[Records contained in a dataset]
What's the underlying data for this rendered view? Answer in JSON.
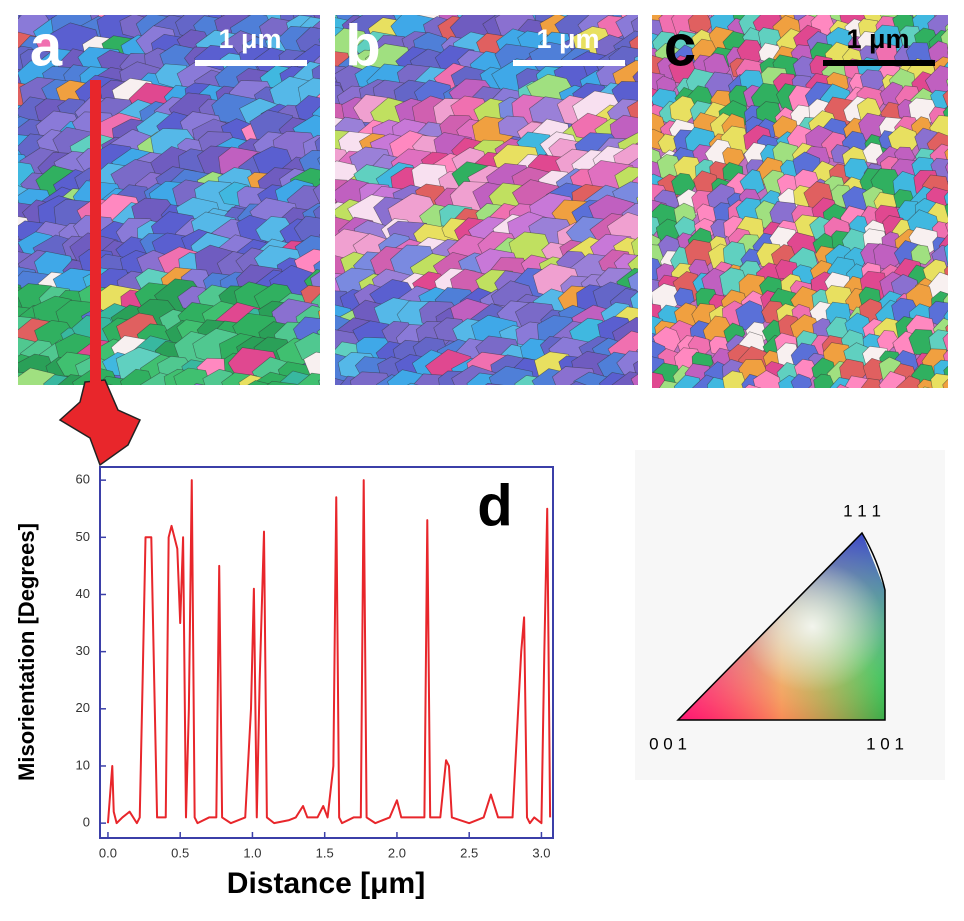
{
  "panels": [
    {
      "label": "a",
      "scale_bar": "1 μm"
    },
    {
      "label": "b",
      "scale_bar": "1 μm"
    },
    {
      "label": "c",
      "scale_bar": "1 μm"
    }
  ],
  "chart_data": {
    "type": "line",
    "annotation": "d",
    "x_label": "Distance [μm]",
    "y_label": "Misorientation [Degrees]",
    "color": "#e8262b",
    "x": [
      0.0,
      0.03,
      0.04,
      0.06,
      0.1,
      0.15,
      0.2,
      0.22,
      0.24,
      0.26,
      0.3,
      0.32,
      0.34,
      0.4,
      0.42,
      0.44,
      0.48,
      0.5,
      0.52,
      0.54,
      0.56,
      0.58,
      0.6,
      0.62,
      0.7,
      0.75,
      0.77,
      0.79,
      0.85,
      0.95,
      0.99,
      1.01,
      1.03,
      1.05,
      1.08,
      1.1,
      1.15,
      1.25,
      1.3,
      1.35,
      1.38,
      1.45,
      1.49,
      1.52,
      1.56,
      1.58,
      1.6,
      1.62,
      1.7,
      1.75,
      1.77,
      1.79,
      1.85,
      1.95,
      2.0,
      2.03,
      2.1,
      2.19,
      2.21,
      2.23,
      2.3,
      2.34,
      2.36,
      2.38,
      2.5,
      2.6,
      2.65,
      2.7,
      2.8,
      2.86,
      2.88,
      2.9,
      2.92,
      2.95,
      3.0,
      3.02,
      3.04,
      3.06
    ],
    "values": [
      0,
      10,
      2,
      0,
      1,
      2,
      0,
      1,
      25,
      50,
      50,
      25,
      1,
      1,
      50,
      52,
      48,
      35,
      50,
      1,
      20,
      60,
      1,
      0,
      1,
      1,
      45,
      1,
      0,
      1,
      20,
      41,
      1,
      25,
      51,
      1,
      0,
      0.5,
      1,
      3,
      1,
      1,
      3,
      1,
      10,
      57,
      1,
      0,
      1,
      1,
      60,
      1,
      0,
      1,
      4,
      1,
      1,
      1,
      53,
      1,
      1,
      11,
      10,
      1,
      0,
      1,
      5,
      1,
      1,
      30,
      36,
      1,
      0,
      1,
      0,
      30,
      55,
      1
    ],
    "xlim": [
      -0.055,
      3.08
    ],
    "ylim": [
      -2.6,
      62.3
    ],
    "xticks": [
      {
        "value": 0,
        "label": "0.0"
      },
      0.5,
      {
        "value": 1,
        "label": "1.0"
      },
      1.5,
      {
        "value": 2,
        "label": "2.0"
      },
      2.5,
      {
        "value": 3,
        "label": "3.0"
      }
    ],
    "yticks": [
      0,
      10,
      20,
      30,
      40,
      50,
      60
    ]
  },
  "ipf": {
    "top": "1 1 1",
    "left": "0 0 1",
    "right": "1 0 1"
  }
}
...
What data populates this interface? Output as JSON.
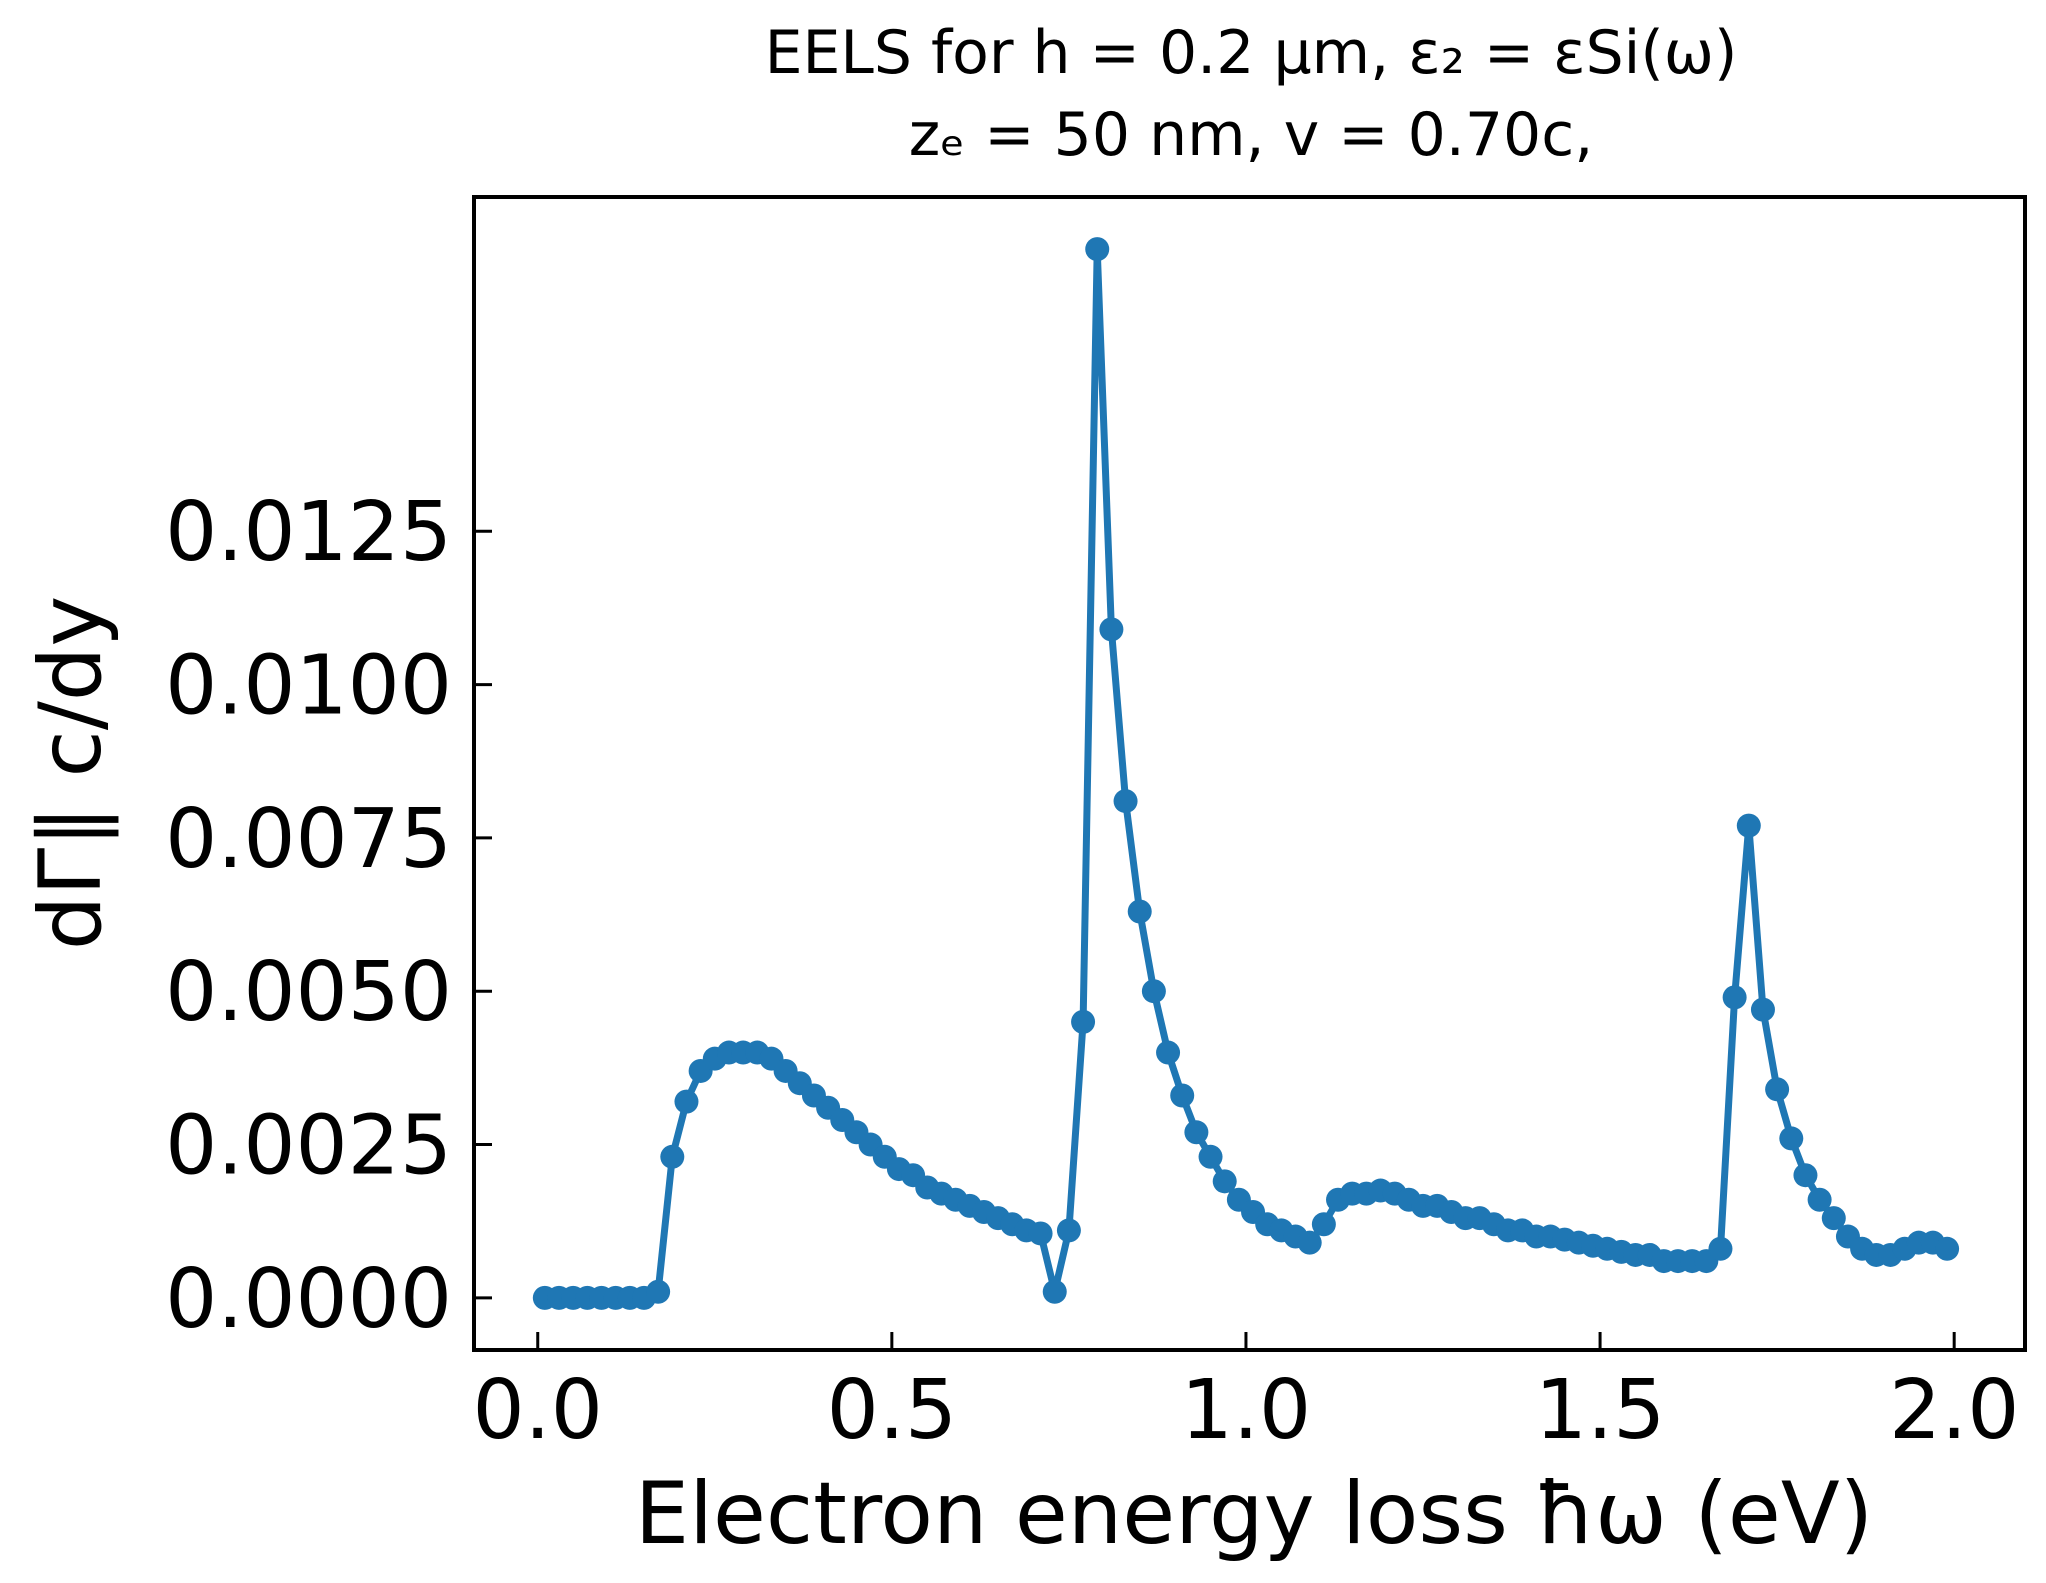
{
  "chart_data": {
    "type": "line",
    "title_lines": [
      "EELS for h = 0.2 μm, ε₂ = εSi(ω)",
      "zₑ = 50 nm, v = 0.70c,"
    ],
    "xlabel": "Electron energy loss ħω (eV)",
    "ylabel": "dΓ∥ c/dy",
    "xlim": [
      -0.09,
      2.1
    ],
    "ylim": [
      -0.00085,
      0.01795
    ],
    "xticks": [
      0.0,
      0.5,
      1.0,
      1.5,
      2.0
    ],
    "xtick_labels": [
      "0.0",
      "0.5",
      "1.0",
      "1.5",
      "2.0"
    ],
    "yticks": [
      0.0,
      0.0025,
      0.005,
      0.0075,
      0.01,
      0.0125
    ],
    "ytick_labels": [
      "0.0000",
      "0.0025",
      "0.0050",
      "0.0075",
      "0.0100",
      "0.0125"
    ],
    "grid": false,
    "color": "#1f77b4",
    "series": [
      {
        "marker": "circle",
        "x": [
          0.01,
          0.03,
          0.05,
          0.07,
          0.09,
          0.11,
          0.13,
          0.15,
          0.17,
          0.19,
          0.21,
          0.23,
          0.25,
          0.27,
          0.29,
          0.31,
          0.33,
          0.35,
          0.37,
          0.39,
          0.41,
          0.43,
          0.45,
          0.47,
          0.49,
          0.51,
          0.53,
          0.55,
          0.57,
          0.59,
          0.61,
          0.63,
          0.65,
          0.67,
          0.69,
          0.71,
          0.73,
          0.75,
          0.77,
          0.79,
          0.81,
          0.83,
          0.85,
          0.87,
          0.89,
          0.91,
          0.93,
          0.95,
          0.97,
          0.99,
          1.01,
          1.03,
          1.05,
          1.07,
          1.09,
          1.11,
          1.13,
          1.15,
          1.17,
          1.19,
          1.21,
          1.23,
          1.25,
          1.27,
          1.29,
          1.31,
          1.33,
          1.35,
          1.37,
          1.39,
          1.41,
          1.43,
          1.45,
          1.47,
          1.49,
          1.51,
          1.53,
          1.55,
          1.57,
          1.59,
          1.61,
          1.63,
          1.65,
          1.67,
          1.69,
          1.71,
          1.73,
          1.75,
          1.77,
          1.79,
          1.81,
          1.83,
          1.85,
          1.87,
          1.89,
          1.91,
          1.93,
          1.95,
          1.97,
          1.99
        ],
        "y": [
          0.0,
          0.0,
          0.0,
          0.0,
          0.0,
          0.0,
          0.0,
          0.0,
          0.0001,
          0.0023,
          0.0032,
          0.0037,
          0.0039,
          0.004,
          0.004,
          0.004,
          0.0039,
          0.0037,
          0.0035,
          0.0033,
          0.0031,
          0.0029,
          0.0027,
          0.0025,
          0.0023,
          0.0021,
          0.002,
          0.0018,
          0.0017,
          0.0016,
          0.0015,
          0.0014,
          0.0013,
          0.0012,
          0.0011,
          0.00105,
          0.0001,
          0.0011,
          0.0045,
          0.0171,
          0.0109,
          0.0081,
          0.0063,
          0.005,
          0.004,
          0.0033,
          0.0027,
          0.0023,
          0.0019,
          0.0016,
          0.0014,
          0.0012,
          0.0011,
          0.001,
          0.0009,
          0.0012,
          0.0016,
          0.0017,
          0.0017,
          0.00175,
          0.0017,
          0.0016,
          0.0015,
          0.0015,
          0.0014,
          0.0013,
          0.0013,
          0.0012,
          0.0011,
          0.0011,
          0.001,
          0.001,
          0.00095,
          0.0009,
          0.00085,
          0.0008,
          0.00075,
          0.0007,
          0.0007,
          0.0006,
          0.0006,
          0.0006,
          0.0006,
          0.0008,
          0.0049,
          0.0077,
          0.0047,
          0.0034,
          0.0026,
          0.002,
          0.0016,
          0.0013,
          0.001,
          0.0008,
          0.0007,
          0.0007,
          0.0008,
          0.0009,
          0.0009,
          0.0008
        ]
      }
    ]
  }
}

WRITTEN INSTRUCTION »
Lines containing the string "this" are to be selected and copied.

FINAL ANSWER »
What's the underlying data for this rendered view? Answer in JSON.
What data populates this interface? Output as JSON.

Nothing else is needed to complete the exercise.